EXERCISE: Write out the material again word for word, dropping any images it holds.

[Recorded data]
########################################

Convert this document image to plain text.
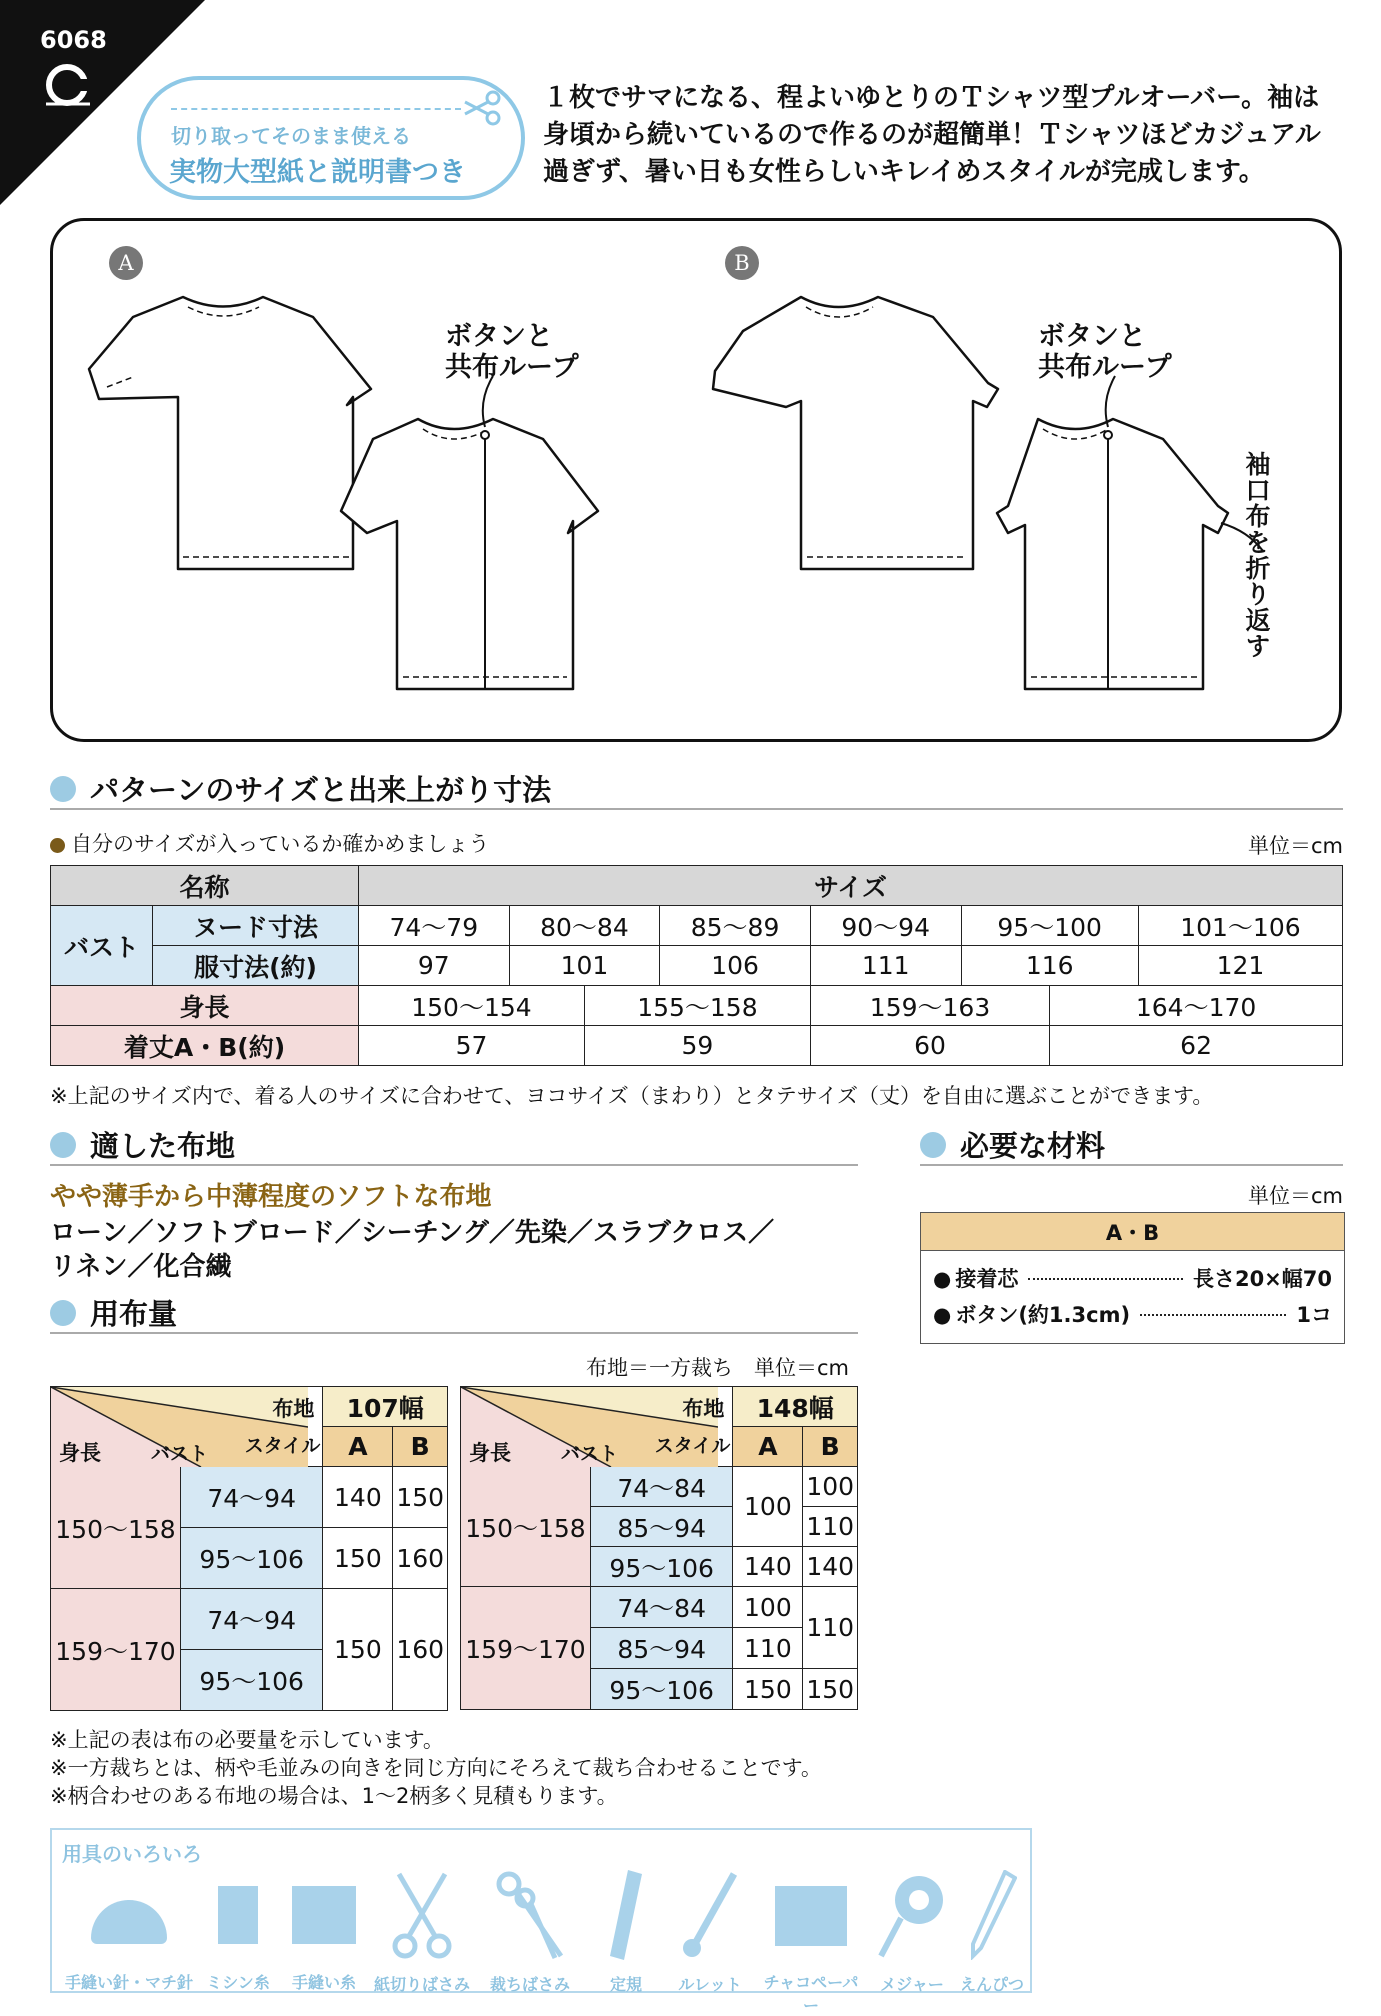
6068
切り取ってそのまま使える
実物大型紙と説明書つき
１枚でサマになる、程よいゆとりのＴシャツ型プルオーバー。袖は身頃から続いているので作るのが超簡単！Ｔシャツほどカジュアル過ぎず、暑い日も女性らしいキレイめスタイルが完成します。
A	B
ボタンと
共布ループ
ボタンと
共布ループ
袖口布を折り返す
パターンのサイズと出来上がり寸法
自分のサイズが入っているか確かめましょう	単位＝cm
名称		サイズ							
バスト	ヌード寸法	74〜79	80〜84		85〜89	90〜94	95〜100		101〜106
	服寸法(約)	97	101		106	111	116		121
身長		150〜154		155〜158		159〜163		164〜170	
着丈A・B(約)		57		59		60		62	
※上記のサイズ内で、着る人のサイズに合わせて、ヨコサイズ（まわり）とタテサイズ（丈）を自由に選ぶことができます。
適した布地
やや薄手から中薄程度のソフトな布地
ローン／ソフトブロード／シーチング／先染／スラブクロス／
リネン／化合繊
用布量
布地＝一方裁ち　単位＝cm
布地
スタイル
バスト
身長		107幅	
		A	B
150〜158	74〜94	140	150
	95〜106	150	160
159〜170	74〜94	150	160
	95〜106		
布地
スタイル
バスト
身長		148幅	
		A	B
150〜158	74〜84	100	100
	85〜94		110
	95〜106	140	140
159〜170	74〜84	100	110
	85〜94	110	
	95〜106	150	150
※上記の表は布の必要量を示しています。
※一方裁ちとは、柄や毛並みの向きを同じ方向にそろえて裁ち合わせることです。
※柄合わせのある布地の場合は、1〜2柄多く見積もります。
必要な材料
単位＝cm
A・B

● 接着芯	長さ20×幅70
● ボタン(約1.3cm)	1コ
用具のいろいろ
手縫い針・マチ針 ミシン糸	手縫い糸	紙切りばさみ	裁ちばさみ	定規	ルレット	チャコペーパー
メジャー	えんぴつ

########################################

RESULT:
Convert this document image to plain text.
6068
切り取ってそのまま使える
実物大型紙と説明書つき
１枚でサマになる、程よいゆとりのＴシャツ型プルオーバー。袖は身頃から続いているので作るのが超簡単！Ｔシャツほどカジュアル過ぎず、暑い日も女性らしいキレイめスタイルが完成します。
A	B
ボタンと
共布ループ
ボタンと
共布ループ
袖口布を折り返す
パターンのサイズと出来上がり寸法
自分のサイズが入っているか確かめましょう	単位＝cm
名称		サイズ							
バスト	ヌード寸法	74〜79	80〜84		85〜89	90〜94	95〜100		101〜106
	服寸法(約)	97	101		106	111	116		121
身長		150〜154		155〜158		159〜163		164〜170	
着丈A・B(約)		57		59		60		62	
※上記のサイズ内で、着る人のサイズに合わせて、ヨコサイズ（まわり）とタテサイズ（丈）を自由に選ぶことができます。
適した布地
やや薄手から中薄程度のソフトな布地
ローン／ソフトブロード／シーチング／先染／スラブクロス／
リネン／化合繊
用布量
布地＝一方裁ち　単位＝cm
布地
スタイル
バスト
身長		107幅	
		A	B
150〜158	74〜94	140	150
	95〜106	150	160
159〜170	74〜94	150	160
	95〜106		
布地
スタイル
バスト
身長		148幅	
		A	B
150〜158	74〜84	100	100
	85〜94		110
	95〜106	140	140
159〜170	74〜84	100	110
	85〜94	110	
	95〜106	150	150
※上記の表は布の必要量を示しています。
※一方裁ちとは、柄や毛並みの向きを同じ方向にそろえて裁ち合わせることです。
※柄合わせのある布地の場合は、1〜2柄多く見積もります。
必要な材料
単位＝cm
A・B

● 接着芯	長さ20×幅70
● ボタン(約1.3cm)	1コ
用具のいろいろ
手縫い針・マチ針 ミシン糸	手縫い糸	紙切りばさみ	裁ちばさみ	定規	ルレット	チャコペーパー
メジャー	えんぴつ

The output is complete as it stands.